>> START Data supplied

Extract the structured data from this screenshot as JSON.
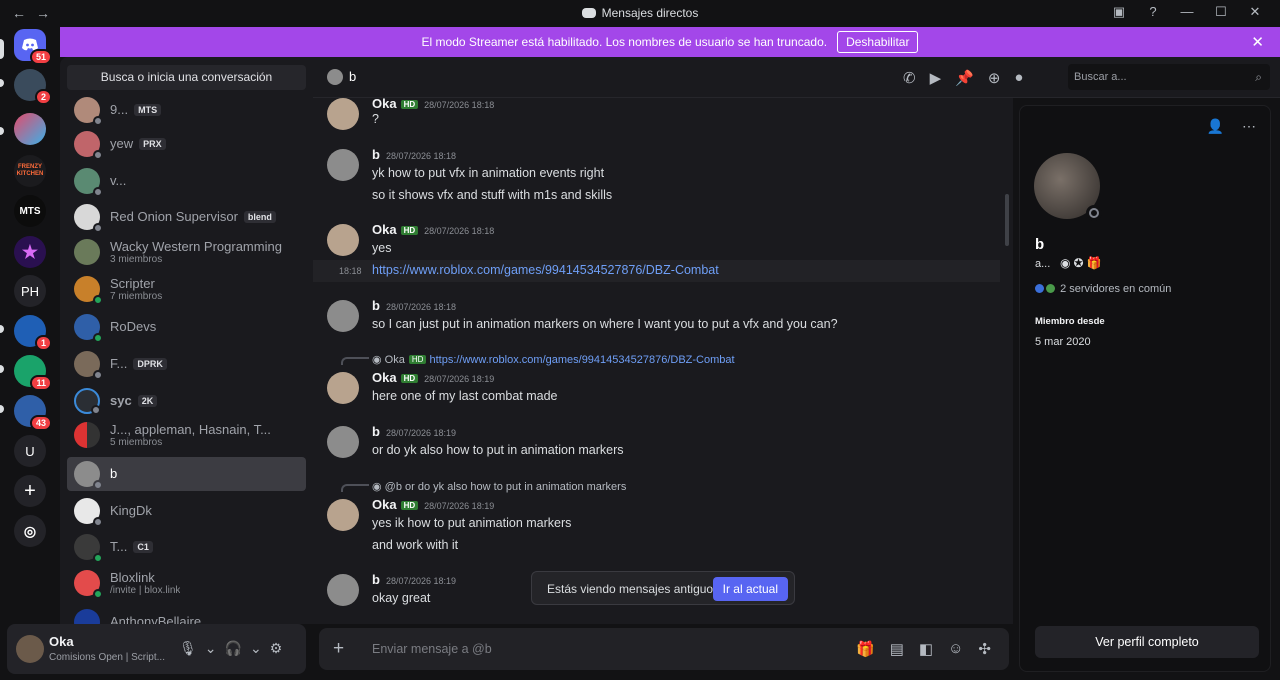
{
  "window": {
    "title": "Mensajes directos",
    "nav_back": "←",
    "nav_forward": "→"
  },
  "guild_badges": {
    "home": "51",
    "g1": "2",
    "g5": "1",
    "g6": "11",
    "g7": "43"
  },
  "guild_labels": {
    "mts": "MTS",
    "ph": "PH",
    "u": "U",
    "frenzy": "FRENZY KITCHEN"
  },
  "banner": {
    "text": "El modo Streamer está habilitado. Los nombres de usuario se han truncado.",
    "button": "Deshabilitar"
  },
  "dm_list": {
    "search": "Busca o inicia una conversación",
    "items": [
      {
        "name": "9...",
        "tag": "MTS",
        "sub": ""
      },
      {
        "name": "yew",
        "tag": "PRX",
        "sub": ""
      },
      {
        "name": "v...",
        "tag": "",
        "sub": ""
      },
      {
        "name": "Red Onion Supervisor",
        "tag": "blend",
        "sub": ""
      },
      {
        "name": "Wacky Western Programming",
        "tag": "",
        "sub": "3 miembros"
      },
      {
        "name": "Scripter",
        "tag": "",
        "sub": "7 miembros"
      },
      {
        "name": "RoDevs",
        "tag": "",
        "sub": ""
      },
      {
        "name": "F...",
        "tag": "DPRK",
        "sub": ""
      },
      {
        "name": "syc",
        "tag": "2K",
        "sub": ""
      },
      {
        "name": "J..., appleman, Hasnain, T...",
        "tag": "",
        "sub": "5 miembros"
      },
      {
        "name": "b",
        "tag": "",
        "sub": ""
      },
      {
        "name": "KingDk",
        "tag": "",
        "sub": ""
      },
      {
        "name": "T...",
        "tag": "C1",
        "sub": ""
      },
      {
        "name": "Bloxlink",
        "tag": "",
        "sub": "/invite | blox.link"
      },
      {
        "name": "AnthonyBellaire",
        "tag": "",
        "sub": ""
      }
    ]
  },
  "user_panel": {
    "name": "Oka",
    "status": "Comisions Open | Script..."
  },
  "chat": {
    "channel_name": "b",
    "search_placeholder": "Buscar a...",
    "messages": [
      {
        "author": "Oka",
        "time": "28/07/2026 18:18",
        "lines": [
          "?"
        ]
      },
      {
        "author": "b",
        "time": "28/07/2026 18:18",
        "lines": [
          "yk how to put vfx in animation events right",
          "so it shows vfx and stuff with m1s and skills"
        ]
      },
      {
        "author": "Oka",
        "time": "28/07/2026 18:18",
        "lines": [
          "yes"
        ],
        "hover_time": "18:18",
        "link": "https://www.roblox.com/games/99414534527876/DBZ-Combat"
      },
      {
        "author": "b",
        "time": "28/07/2026 18:18",
        "lines": [
          "so I can just put in animation markers on where I want you to put a vfx and you can?"
        ]
      },
      {
        "author": "Oka",
        "time": "28/07/2026 18:19",
        "lines": [
          "here one of my last combat made"
        ],
        "reply_author": "Oka",
        "reply_text": "https://www.roblox.com/games/99414534527876/DBZ-Combat"
      },
      {
        "author": "b",
        "time": "28/07/2026 18:19",
        "lines": [
          "or do yk also how to put in animation markers"
        ]
      },
      {
        "author": "Oka",
        "time": "28/07/2026 18:19",
        "lines": [
          "yes ik how to put animation markers",
          "and work with it"
        ],
        "reply_author": "@b",
        "reply_text": "or do yk also how to put in animation markers"
      },
      {
        "author": "b",
        "time": "28/07/2026 18:19",
        "lines": [
          "okay great"
        ]
      }
    ],
    "hd_tag": "HD",
    "toast": {
      "text": "Estás viendo mensajes antiguos",
      "button": "Ir al actual"
    },
    "composer_placeholder": "Enviar mensaje a @b"
  },
  "profile": {
    "name": "b",
    "sub": "a...",
    "mutual": "2 servidores en común",
    "member_since_label": "Miembro desde",
    "member_since": "5 mar 2020",
    "full_profile_button": "Ver perfil completo"
  },
  "colors": {
    "accent": "#5865f2",
    "banner": "#a347e9",
    "badge": "#f23f43",
    "link": "#6f9ff7"
  }
}
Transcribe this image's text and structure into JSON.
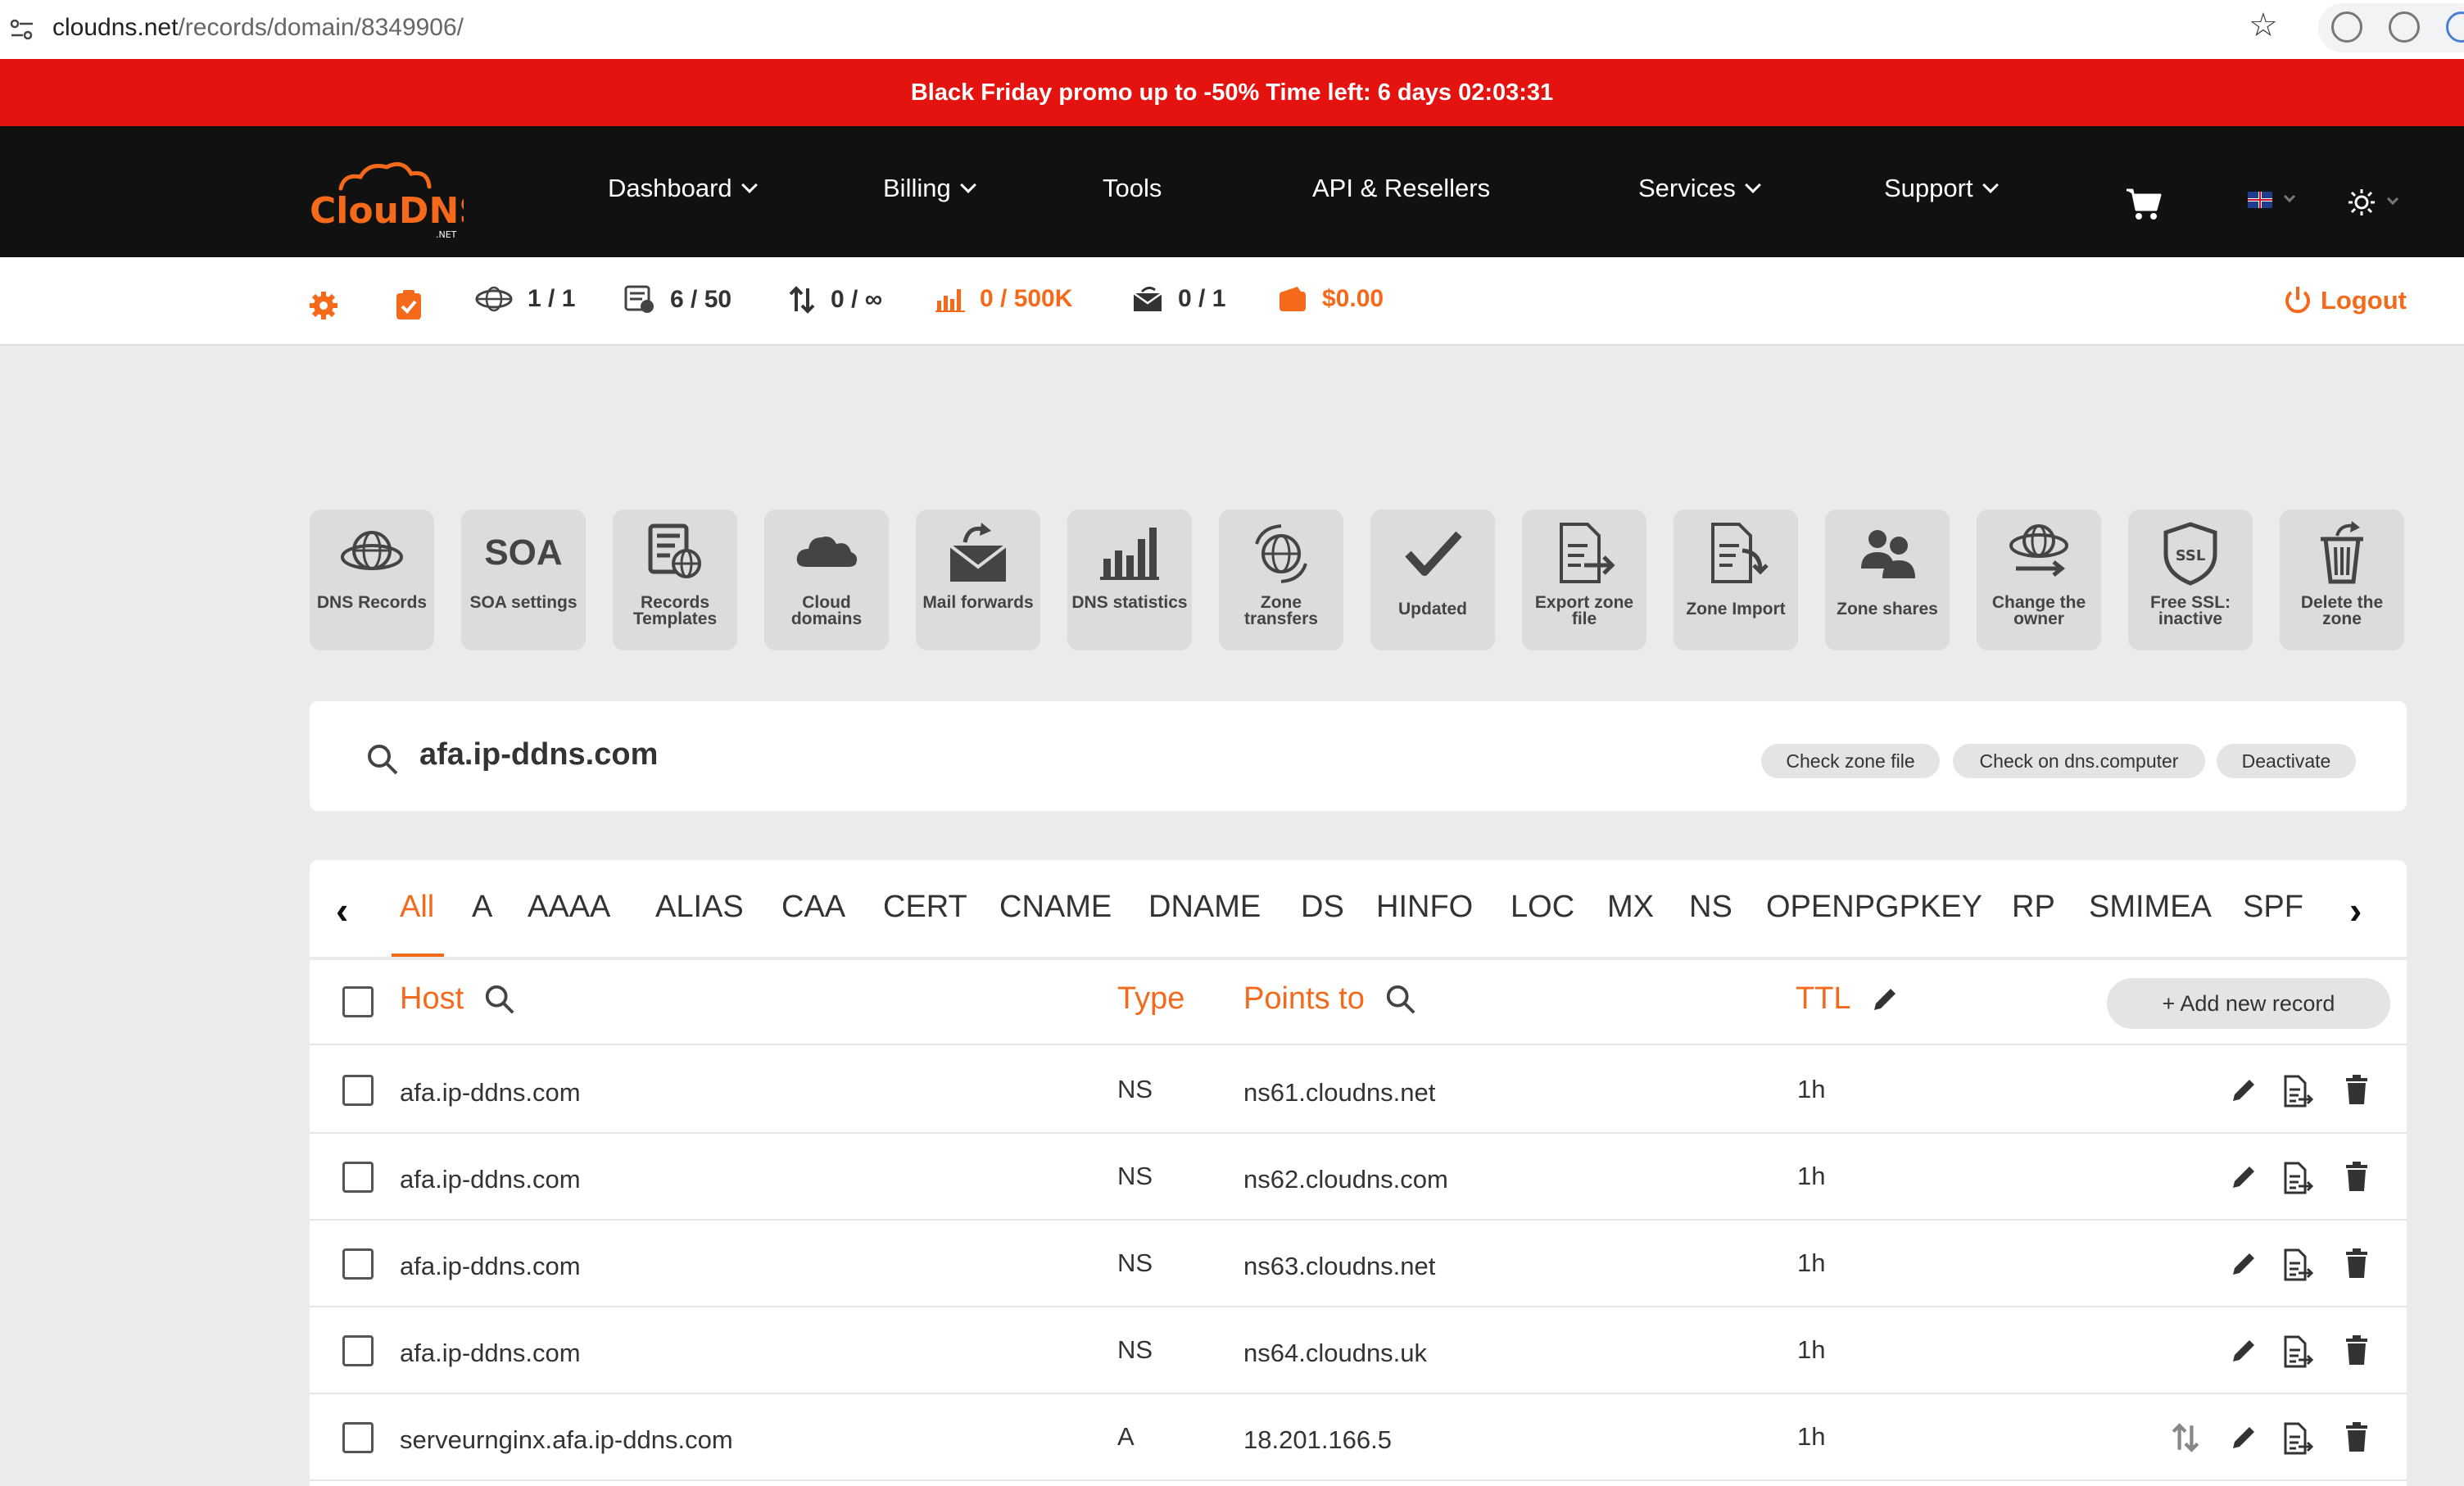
{
  "browser": {
    "url_domain": "cloudns.net",
    "url_path": "/records/domain/8349906/"
  },
  "promo": {
    "text": "Black Friday promo up to -50% Time left: 6 days 02:03:31"
  },
  "brand": {
    "logo_text": "ClouDNS",
    "logo_sub": ".NET",
    "accent": "#f4691a",
    "promo_red": "#e4130f"
  },
  "nav": {
    "items": [
      {
        "label": "Dashboard",
        "dropdown": true
      },
      {
        "label": "Billing",
        "dropdown": true
      },
      {
        "label": "Tools",
        "dropdown": false
      },
      {
        "label": "API & Resellers",
        "dropdown": false
      },
      {
        "label": "Services",
        "dropdown": true
      },
      {
        "label": "Support",
        "dropdown": true
      }
    ],
    "icons": [
      "cart-icon",
      "flag-icon",
      "theme-sun-icon"
    ]
  },
  "stats": {
    "zones": "1 / 1",
    "records": "6 / 50",
    "transfers": "0 / ∞",
    "queries": "0 / 500K",
    "mail": "0 / 1",
    "balance": "$0.00",
    "logout": "Logout"
  },
  "tools": [
    {
      "icon": "globe-icon",
      "label": "DNS Records"
    },
    {
      "icon": "soa-icon",
      "label": "SOA settings",
      "icon_text": "SOA"
    },
    {
      "icon": "template-icon",
      "label": "Records Templates"
    },
    {
      "icon": "cloud-icon",
      "label": "Cloud domains"
    },
    {
      "icon": "mail-forward-icon",
      "label": "Mail forwards"
    },
    {
      "icon": "bar-chart-icon",
      "label": "DNS statistics"
    },
    {
      "icon": "globe-arrows-icon",
      "label": "Zone transfers"
    },
    {
      "icon": "checkmark-icon",
      "label": "Updated"
    },
    {
      "icon": "export-file-icon",
      "label": "Export zone file"
    },
    {
      "icon": "import-file-icon",
      "label": "Zone Import"
    },
    {
      "icon": "users-icon",
      "label": "Zone shares"
    },
    {
      "icon": "globe-owner-icon",
      "label": "Change the owner"
    },
    {
      "icon": "ssl-shield-icon",
      "label": "Free SSL: inactive",
      "icon_text": "SSL"
    },
    {
      "icon": "trash-icon",
      "label": "Delete the zone"
    }
  ],
  "zone": {
    "domain": "afa.ip-ddns.com",
    "buttons": [
      "Check zone file",
      "Check on dns.computer",
      "Deactivate"
    ]
  },
  "record_tabs": [
    "All",
    "A",
    "AAAA",
    "ALIAS",
    "CAA",
    "CERT",
    "CNAME",
    "DNAME",
    "DS",
    "HINFO",
    "LOC",
    "MX",
    "NS",
    "OPENPGPKEY",
    "RP",
    "SMIMEA",
    "SPF"
  ],
  "table": {
    "columns": {
      "host": "Host",
      "type": "Type",
      "points_to": "Points to",
      "ttl": "TTL"
    },
    "add_button": "+ Add new record",
    "rows": [
      {
        "host": "afa.ip-ddns.com",
        "type": "NS",
        "points_to": "ns61.cloudns.net",
        "ttl": "1h"
      },
      {
        "host": "afa.ip-ddns.com",
        "type": "NS",
        "points_to": "ns62.cloudns.com",
        "ttl": "1h"
      },
      {
        "host": "afa.ip-ddns.com",
        "type": "NS",
        "points_to": "ns63.cloudns.net",
        "ttl": "1h"
      },
      {
        "host": "afa.ip-ddns.com",
        "type": "NS",
        "points_to": "ns64.cloudns.uk",
        "ttl": "1h"
      },
      {
        "host": "serveurnginx.afa.ip-ddns.com",
        "type": "A",
        "points_to": "18.201.166.5",
        "ttl": "1h"
      }
    ]
  }
}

>> END Data supplied

▸ Task to carry out
Copy each line above that contains the string "animation".

▸ Worked solution
          "yk how to put vfx in animation events right",
          "so I can just put in animation markers on where I want you to put a vfx and you can?"
          "or do yk also how to put in animation markers"
          "yes ik how to put animation markers",
        "reply_text": "or do yk also how to put in animation markers"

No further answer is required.